*Data to process*
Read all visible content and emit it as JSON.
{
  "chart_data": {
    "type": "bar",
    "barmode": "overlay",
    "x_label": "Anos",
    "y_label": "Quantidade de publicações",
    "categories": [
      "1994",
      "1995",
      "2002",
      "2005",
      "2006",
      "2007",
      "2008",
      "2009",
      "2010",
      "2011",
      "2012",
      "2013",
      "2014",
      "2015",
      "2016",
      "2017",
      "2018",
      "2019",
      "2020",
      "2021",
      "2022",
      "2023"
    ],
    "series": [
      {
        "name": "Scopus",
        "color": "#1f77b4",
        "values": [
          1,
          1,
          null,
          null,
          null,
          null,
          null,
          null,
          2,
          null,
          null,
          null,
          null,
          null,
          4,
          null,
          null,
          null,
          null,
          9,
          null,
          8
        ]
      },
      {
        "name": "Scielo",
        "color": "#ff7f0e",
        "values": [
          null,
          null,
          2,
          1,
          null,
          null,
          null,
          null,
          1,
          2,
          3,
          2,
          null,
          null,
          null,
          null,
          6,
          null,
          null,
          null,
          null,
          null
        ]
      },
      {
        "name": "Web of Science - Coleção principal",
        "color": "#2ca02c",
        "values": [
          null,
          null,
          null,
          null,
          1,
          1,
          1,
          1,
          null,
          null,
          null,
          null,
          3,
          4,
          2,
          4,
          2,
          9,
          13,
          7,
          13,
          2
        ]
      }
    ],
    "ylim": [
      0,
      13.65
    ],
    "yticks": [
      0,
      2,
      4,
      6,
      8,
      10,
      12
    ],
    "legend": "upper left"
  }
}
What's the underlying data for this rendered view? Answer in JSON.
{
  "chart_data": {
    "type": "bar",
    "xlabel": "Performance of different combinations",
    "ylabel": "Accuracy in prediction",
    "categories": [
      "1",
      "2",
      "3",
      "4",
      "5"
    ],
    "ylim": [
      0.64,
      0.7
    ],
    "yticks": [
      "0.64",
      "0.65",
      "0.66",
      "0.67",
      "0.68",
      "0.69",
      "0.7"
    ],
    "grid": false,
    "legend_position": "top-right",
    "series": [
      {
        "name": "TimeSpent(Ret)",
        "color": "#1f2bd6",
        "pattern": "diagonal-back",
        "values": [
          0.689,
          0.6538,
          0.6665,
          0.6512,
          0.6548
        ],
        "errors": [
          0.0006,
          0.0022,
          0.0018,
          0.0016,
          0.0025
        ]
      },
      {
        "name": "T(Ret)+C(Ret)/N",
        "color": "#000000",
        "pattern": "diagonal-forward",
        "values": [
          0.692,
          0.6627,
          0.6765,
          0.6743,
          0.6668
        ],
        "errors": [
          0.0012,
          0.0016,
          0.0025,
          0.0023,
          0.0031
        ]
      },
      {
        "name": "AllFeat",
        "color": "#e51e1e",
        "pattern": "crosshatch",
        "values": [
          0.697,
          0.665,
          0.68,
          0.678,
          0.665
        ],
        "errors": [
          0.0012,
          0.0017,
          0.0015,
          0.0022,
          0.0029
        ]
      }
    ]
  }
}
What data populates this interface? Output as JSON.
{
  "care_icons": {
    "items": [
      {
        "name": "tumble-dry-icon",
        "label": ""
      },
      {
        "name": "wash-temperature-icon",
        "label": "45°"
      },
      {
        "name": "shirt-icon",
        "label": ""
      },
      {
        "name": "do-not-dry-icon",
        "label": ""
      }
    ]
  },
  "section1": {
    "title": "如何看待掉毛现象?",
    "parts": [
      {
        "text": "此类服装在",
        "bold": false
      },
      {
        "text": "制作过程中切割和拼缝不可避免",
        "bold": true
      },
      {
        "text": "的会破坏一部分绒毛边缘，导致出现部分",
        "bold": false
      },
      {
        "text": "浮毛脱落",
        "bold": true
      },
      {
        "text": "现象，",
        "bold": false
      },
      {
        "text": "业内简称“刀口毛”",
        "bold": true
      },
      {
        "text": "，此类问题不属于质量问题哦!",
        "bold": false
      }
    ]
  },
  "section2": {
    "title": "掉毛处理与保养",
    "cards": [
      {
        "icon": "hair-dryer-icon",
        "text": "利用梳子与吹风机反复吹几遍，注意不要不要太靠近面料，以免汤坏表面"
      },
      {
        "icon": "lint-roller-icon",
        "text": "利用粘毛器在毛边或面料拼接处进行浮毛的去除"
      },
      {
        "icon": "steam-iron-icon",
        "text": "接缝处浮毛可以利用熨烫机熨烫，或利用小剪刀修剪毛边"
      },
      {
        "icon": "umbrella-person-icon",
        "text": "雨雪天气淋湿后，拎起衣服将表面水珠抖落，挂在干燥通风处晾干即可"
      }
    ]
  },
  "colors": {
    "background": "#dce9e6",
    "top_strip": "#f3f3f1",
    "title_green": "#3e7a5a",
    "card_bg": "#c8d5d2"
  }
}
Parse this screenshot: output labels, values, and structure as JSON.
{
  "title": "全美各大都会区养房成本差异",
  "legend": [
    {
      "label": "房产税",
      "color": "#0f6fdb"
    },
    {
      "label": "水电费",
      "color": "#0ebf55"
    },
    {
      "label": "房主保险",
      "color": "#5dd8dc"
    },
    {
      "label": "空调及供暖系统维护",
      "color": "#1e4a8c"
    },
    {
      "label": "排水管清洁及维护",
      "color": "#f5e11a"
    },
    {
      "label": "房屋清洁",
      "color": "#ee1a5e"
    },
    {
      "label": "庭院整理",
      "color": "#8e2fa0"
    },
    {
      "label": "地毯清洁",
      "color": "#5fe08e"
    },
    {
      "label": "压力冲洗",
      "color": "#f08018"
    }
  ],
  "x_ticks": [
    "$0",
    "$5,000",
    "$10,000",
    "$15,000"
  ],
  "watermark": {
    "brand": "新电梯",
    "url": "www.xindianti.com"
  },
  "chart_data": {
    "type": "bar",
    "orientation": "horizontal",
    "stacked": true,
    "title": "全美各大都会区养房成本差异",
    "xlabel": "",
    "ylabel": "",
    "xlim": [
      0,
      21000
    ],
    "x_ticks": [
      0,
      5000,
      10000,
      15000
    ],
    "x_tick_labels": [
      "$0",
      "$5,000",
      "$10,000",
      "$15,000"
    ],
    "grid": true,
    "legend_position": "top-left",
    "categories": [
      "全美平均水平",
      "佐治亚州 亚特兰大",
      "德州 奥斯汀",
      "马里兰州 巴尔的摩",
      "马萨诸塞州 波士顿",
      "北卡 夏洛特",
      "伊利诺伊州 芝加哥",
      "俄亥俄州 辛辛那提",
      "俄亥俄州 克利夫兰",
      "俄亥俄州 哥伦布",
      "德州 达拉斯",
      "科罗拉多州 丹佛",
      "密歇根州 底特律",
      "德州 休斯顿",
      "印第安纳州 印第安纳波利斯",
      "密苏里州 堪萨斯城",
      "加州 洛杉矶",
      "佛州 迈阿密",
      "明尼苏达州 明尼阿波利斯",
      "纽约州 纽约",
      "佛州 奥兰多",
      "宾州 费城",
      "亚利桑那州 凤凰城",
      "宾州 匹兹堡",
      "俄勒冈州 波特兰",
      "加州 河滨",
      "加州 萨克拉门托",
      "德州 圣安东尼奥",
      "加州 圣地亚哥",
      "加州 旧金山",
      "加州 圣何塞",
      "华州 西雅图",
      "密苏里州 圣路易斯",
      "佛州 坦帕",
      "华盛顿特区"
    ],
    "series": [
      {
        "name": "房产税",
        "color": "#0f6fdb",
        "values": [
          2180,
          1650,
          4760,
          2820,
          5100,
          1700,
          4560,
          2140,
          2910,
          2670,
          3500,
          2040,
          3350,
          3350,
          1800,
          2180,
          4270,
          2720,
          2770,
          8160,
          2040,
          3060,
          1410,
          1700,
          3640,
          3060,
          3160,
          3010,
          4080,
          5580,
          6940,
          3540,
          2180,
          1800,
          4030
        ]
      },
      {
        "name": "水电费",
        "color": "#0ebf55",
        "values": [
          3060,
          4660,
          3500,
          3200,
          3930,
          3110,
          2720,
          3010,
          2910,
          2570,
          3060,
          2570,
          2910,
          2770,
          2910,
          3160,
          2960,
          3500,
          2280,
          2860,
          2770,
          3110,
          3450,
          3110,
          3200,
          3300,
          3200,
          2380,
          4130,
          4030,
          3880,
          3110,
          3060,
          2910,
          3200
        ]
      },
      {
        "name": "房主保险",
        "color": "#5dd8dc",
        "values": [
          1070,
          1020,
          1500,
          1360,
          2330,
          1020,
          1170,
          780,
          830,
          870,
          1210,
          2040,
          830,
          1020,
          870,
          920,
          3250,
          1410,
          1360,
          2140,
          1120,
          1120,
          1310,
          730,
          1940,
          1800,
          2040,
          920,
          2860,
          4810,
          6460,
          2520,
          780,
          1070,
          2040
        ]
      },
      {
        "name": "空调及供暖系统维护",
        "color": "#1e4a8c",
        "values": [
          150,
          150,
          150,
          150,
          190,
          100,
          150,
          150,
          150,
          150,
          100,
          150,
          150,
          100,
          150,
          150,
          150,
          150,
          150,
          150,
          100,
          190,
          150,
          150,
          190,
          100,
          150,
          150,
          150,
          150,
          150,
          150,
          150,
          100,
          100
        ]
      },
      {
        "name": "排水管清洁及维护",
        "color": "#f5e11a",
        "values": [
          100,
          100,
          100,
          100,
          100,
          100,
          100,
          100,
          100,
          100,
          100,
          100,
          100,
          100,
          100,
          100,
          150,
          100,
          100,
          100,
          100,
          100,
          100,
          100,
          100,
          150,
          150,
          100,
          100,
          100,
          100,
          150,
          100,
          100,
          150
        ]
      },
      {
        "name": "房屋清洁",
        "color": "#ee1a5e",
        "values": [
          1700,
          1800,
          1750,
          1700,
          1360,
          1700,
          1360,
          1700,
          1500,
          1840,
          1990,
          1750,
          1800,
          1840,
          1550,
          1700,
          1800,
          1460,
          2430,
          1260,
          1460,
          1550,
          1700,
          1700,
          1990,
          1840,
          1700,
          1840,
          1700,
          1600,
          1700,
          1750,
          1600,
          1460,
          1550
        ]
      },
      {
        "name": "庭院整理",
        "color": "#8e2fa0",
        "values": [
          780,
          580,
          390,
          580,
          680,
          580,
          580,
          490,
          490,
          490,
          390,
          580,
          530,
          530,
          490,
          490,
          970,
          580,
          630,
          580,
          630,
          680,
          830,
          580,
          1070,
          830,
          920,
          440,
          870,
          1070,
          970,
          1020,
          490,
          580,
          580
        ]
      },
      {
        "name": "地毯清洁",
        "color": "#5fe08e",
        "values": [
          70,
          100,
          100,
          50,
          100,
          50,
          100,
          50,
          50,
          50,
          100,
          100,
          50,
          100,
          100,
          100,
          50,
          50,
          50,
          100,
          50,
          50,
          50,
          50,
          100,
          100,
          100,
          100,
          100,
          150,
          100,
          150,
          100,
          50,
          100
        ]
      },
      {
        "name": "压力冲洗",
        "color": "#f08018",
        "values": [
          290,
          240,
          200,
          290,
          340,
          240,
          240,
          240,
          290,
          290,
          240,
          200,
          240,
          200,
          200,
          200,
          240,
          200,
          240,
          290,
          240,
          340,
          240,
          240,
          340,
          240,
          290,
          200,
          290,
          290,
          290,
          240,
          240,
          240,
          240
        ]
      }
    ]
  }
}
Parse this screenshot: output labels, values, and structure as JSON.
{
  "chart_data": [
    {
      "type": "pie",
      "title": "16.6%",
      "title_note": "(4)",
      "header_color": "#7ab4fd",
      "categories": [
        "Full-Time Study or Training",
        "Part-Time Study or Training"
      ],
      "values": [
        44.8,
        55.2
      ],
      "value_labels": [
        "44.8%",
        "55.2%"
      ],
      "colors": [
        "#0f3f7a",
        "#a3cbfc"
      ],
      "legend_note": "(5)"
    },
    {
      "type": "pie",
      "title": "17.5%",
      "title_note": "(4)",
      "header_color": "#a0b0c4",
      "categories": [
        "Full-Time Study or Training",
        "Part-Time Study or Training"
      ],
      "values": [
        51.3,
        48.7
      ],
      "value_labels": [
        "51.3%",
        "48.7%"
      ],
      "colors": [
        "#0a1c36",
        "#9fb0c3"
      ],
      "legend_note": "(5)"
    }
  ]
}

*What to do*
Identify the lines above with the word "text". Copy them.

*In response*
        "text": "此类服装在",
        "text": "制作过程中切割和拼缝不可避免",
        "text": "的会破坏一部分绒毛边缘，导致出现部分",
        "text": "浮毛脱落",
        "text": "现象，",
        "text": "业内简称“刀口毛”",
        "text": "，此类问题不属于质量问题哦!",
        "text": "利用梳子与吹风机反复吹几遍，注意不要不要太靠近面料，以免汤坏表面"
        "text": "利用粘毛器在毛边或面料拼接处进行浮毛的去除"
        "text": "接缝处浮毛可以利用熨烫机熨烫，或利用小剪刀修剪毛边"
        "text": "雨雪天气淋湿后，拎起衣服将表面水珠抖落，挂在干燥通风处晾干即可"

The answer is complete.